Exercise brief:
Set down the data below without change, skipping the pictures it holds.

Stored rows:
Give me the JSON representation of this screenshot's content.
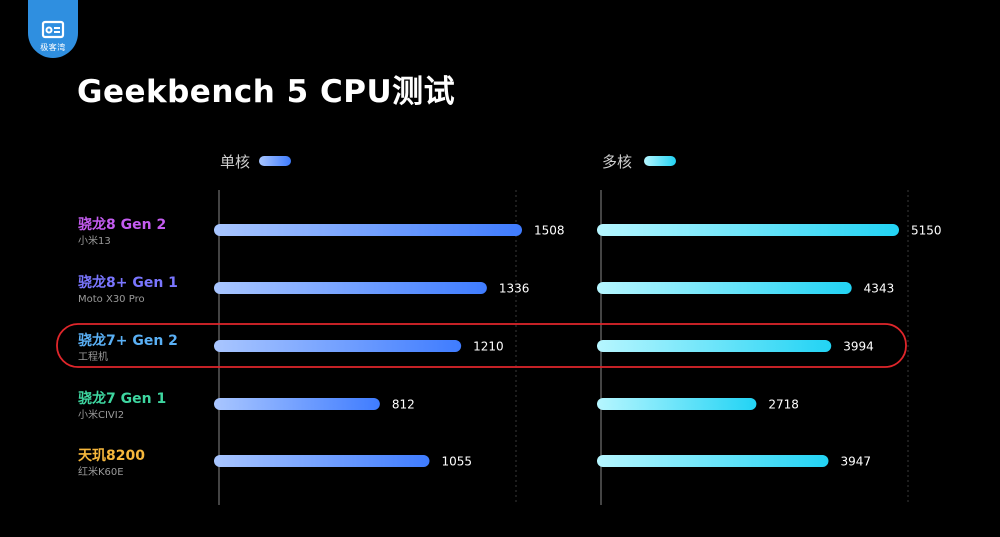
{
  "logo": {
    "text": "极客湾"
  },
  "title": "Geekbench 5 CPU测试",
  "colors": {
    "background": "#000000",
    "single_start": "#a9c6ff",
    "single_end": "#3f7cff",
    "multi_start": "#b6f6ff",
    "multi_end": "#22d3f4",
    "highlight_outline": "#e0262b",
    "axis_line": "#5a5a5a",
    "grid_dotted": "#3a3a3a",
    "sub_label": "#9a9a9a"
  },
  "chart_data": {
    "type": "bar",
    "orientation": "horizontal",
    "categories": [
      {
        "chip": "骁龙8 Gen 2",
        "device": "小米13",
        "color": "#c45cf0"
      },
      {
        "chip": "骁龙8+ Gen 1",
        "device": "Moto X30 Pro",
        "color": "#7a76ff"
      },
      {
        "chip": "骁龙7+ Gen 2",
        "device": "工程机",
        "color": "#5ab0f5",
        "highlighted": true
      },
      {
        "chip": "骁龙7 Gen 1",
        "device": "小米CIVI2",
        "color": "#3ed6a0"
      },
      {
        "chip": "天玑8200",
        "device": "红米K60E",
        "color": "#f6b73c"
      }
    ],
    "series": [
      {
        "name": "单核",
        "values": [
          1508,
          1336,
          1210,
          812,
          1055
        ]
      },
      {
        "name": "多核",
        "values": [
          5150,
          4343,
          3994,
          2718,
          3947
        ]
      }
    ],
    "xlim_single": [
      0,
      1508
    ],
    "xlim_multi": [
      0,
      5150
    ],
    "grid": false,
    "legend": "top"
  }
}
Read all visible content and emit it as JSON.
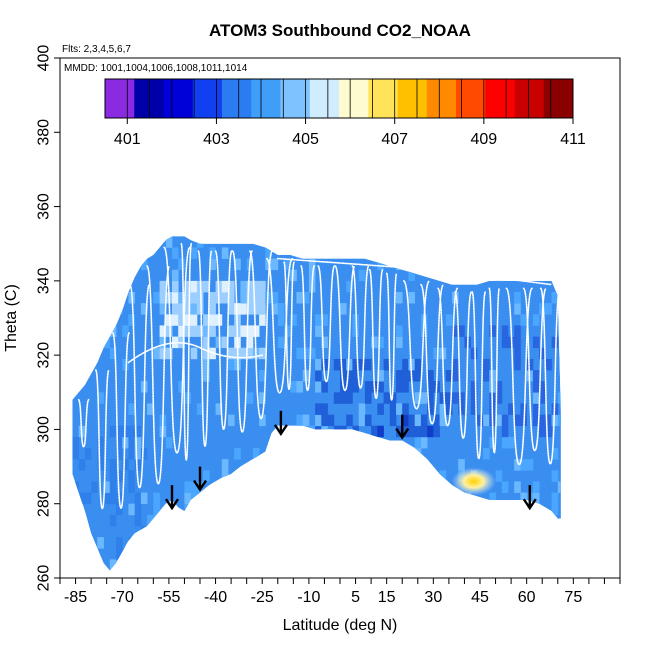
{
  "chart_data": {
    "type": "heatmap",
    "title": "ATOM3 Southbound CO2_NOAA",
    "notes": {
      "flights": "Flts: 2,3,4,5,6,7",
      "dates": "MMDD: 1001,1004,1006,1008,1011,1014"
    },
    "xlabel": "Latitude (deg N)",
    "ylabel": "Theta (C)",
    "xlim": [
      -90,
      90
    ],
    "ylim": [
      260,
      400
    ],
    "x_ticks": [
      -85,
      -70,
      -55,
      -40,
      -25,
      -10,
      5,
      15,
      30,
      45,
      60,
      75
    ],
    "y_ticks": [
      260,
      280,
      300,
      320,
      340,
      360,
      380,
      400
    ],
    "colorbar": {
      "range": [
        400.5,
        411
      ],
      "ticks": [
        401,
        403,
        405,
        407,
        409,
        411
      ],
      "colors": [
        "#8a2be2",
        "#0000a8",
        "#0000d8",
        "#1040f0",
        "#2b7cf0",
        "#3f9ef8",
        "#7ec2ff",
        "#d0ecff",
        "#fffbd0",
        "#ffe45a",
        "#ffc000",
        "#ff8a00",
        "#ff4a00",
        "#ff0000",
        "#c80000",
        "#8a0000"
      ]
    },
    "outline": {
      "lat": [
        -86,
        -84,
        -82,
        -80,
        -78,
        -76,
        -74,
        -72,
        -70,
        -68,
        -66,
        -64,
        -62,
        -60,
        -58,
        -56,
        -54,
        -52,
        -50,
        -48,
        -45,
        -42,
        -40,
        -38,
        -35,
        -32,
        -28,
        -24,
        -22,
        -20,
        -16,
        -12,
        -8,
        -4,
        0,
        4,
        8,
        12,
        16,
        20,
        24,
        28,
        32,
        36,
        40,
        44,
        48,
        52,
        56,
        60,
        64,
        68,
        70,
        71
      ],
      "theta_top": [
        308,
        310,
        312,
        315,
        318,
        322,
        325,
        328,
        332,
        337,
        341,
        344,
        346,
        347,
        349,
        351,
        352,
        352,
        352,
        351,
        350,
        350,
        350,
        350,
        350,
        350,
        350,
        349,
        348,
        347,
        347,
        346,
        346,
        346,
        346,
        346,
        346,
        345,
        344,
        343,
        342,
        341,
        340,
        339,
        339,
        339,
        340,
        340,
        340,
        340,
        340,
        340,
        336,
        305
      ],
      "theta_bottom": [
        288,
        283,
        278,
        272,
        268,
        264,
        262,
        264,
        267,
        270,
        272,
        273,
        274,
        276,
        278,
        280,
        281,
        279,
        278,
        281,
        283,
        285,
        286,
        287,
        288,
        290,
        292,
        294,
        299,
        301,
        301,
        301,
        300,
        300,
        300,
        300,
        299,
        298,
        297,
        297,
        295,
        292,
        288,
        285,
        283,
        282,
        281,
        281,
        281,
        281,
        280,
        278,
        276,
        276
      ]
    },
    "anomaly": {
      "lat": 43,
      "theta": 286,
      "value": 407.5
    },
    "arrows": [
      {
        "lat": -54,
        "theta": 285
      },
      {
        "lat": -45,
        "theta": 290
      },
      {
        "lat": -19,
        "theta": 305
      },
      {
        "lat": 20,
        "theta": 304
      },
      {
        "lat": 61,
        "theta": 285
      }
    ]
  }
}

Final answer:
Give me the JSON representation of this screenshot's content.
{
  "logo": {
    "text": "极客湾"
  },
  "title": "Geekbench 5 CPU测试",
  "colors": {
    "background": "#000000",
    "single_start": "#a9c6ff",
    "single_end": "#3f7cff",
    "multi_start": "#b6f6ff",
    "multi_end": "#22d3f4",
    "highlight_outline": "#e0262b",
    "axis_line": "#5a5a5a",
    "grid_dotted": "#3a3a3a",
    "sub_label": "#9a9a9a"
  },
  "chart_data": {
    "type": "bar",
    "orientation": "horizontal",
    "categories": [
      {
        "chip": "骁龙8 Gen 2",
        "device": "小米13",
        "color": "#c45cf0"
      },
      {
        "chip": "骁龙8+ Gen 1",
        "device": "Moto X30 Pro",
        "color": "#7a76ff"
      },
      {
        "chip": "骁龙7+ Gen 2",
        "device": "工程机",
        "color": "#5ab0f5",
        "highlighted": true
      },
      {
        "chip": "骁龙7 Gen 1",
        "device": "小米CIVI2",
        "color": "#3ed6a0"
      },
      {
        "chip": "天玑8200",
        "device": "红米K60E",
        "color": "#f6b73c"
      }
    ],
    "series": [
      {
        "name": "单核",
        "values": [
          1508,
          1336,
          1210,
          812,
          1055
        ]
      },
      {
        "name": "多核",
        "values": [
          5150,
          4343,
          3994,
          2718,
          3947
        ]
      }
    ],
    "xlim_single": [
      0,
      1508
    ],
    "xlim_multi": [
      0,
      5150
    ],
    "grid": false,
    "legend": "top"
  }
}
Read all visible content and emit it as JSON.
{
  "chart_data": {
    "type": "heatmap",
    "title": "ATOM3 Southbound CO2_NOAA",
    "notes": {
      "flights": "Flts: 2,3,4,5,6,7",
      "dates": "MMDD: 1001,1004,1006,1008,1011,1014"
    },
    "xlabel": "Latitude (deg N)",
    "ylabel": "Theta (C)",
    "xlim": [
      -90,
      90
    ],
    "ylim": [
      260,
      400
    ],
    "x_ticks": [
      -85,
      -70,
      -55,
      -40,
      -25,
      -10,
      5,
      15,
      30,
      45,
      60,
      75
    ],
    "y_ticks": [
      260,
      280,
      300,
      320,
      340,
      360,
      380,
      400
    ],
    "colorbar": {
      "range": [
        400.5,
        411
      ],
      "ticks": [
        401,
        403,
        405,
        407,
        409,
        411
      ],
      "colors": [
        "#8a2be2",
        "#0000a8",
        "#0000d8",
        "#1040f0",
        "#2b7cf0",
        "#3f9ef8",
        "#7ec2ff",
        "#d0ecff",
        "#fffbd0",
        "#ffe45a",
        "#ffc000",
        "#ff8a00",
        "#ff4a00",
        "#ff0000",
        "#c80000",
        "#8a0000"
      ]
    },
    "outline": {
      "lat": [
        -86,
        -84,
        -82,
        -80,
        -78,
        -76,
        -74,
        -72,
        -70,
        -68,
        -66,
        -64,
        -62,
        -60,
        -58,
        -56,
        -54,
        -52,
        -50,
        -48,
        -45,
        -42,
        -40,
        -38,
        -35,
        -32,
        -28,
        -24,
        -22,
        -20,
        -16,
        -12,
        -8,
        -4,
        0,
        4,
        8,
        12,
        16,
        20,
        24,
        28,
        32,
        36,
        40,
        44,
        48,
        52,
        56,
        60,
        64,
        68,
        70,
        71
      ],
      "theta_top": [
        308,
        310,
        312,
        315,
        318,
        322,
        325,
        328,
        332,
        337,
        341,
        344,
        346,
        347,
        349,
        351,
        352,
        352,
        352,
        351,
        350,
        350,
        350,
        350,
        350,
        350,
        350,
        349,
        348,
        347,
        347,
        346,
        346,
        346,
        346,
        346,
        346,
        345,
        344,
        343,
        342,
        341,
        340,
        339,
        339,
        339,
        340,
        340,
        340,
        340,
        340,
        340,
        336,
        305
      ],
      "theta_bottom": [
        288,
        283,
        278,
        272,
        268,
        264,
        262,
        264,
        267,
        270,
        272,
        273,
        274,
        276,
        278,
        280,
        281,
        279,
        278,
        281,
        283,
        285,
        286,
        287,
        288,
        290,
        292,
        294,
        299,
        301,
        301,
        301,
        300,
        300,
        300,
        300,
        299,
        298,
        297,
        297,
        295,
        292,
        288,
        285,
        283,
        282,
        281,
        281,
        281,
        281,
        280,
        278,
        276,
        276
      ]
    },
    "anomaly": {
      "lat": 43,
      "theta": 286,
      "value": 407.5
    },
    "arrows": [
      {
        "lat": -54,
        "theta": 285
      },
      {
        "lat": -45,
        "theta": 290
      },
      {
        "lat": -19,
        "theta": 305
      },
      {
        "lat": 20,
        "theta": 304
      },
      {
        "lat": 61,
        "theta": 285
      }
    ]
  }
}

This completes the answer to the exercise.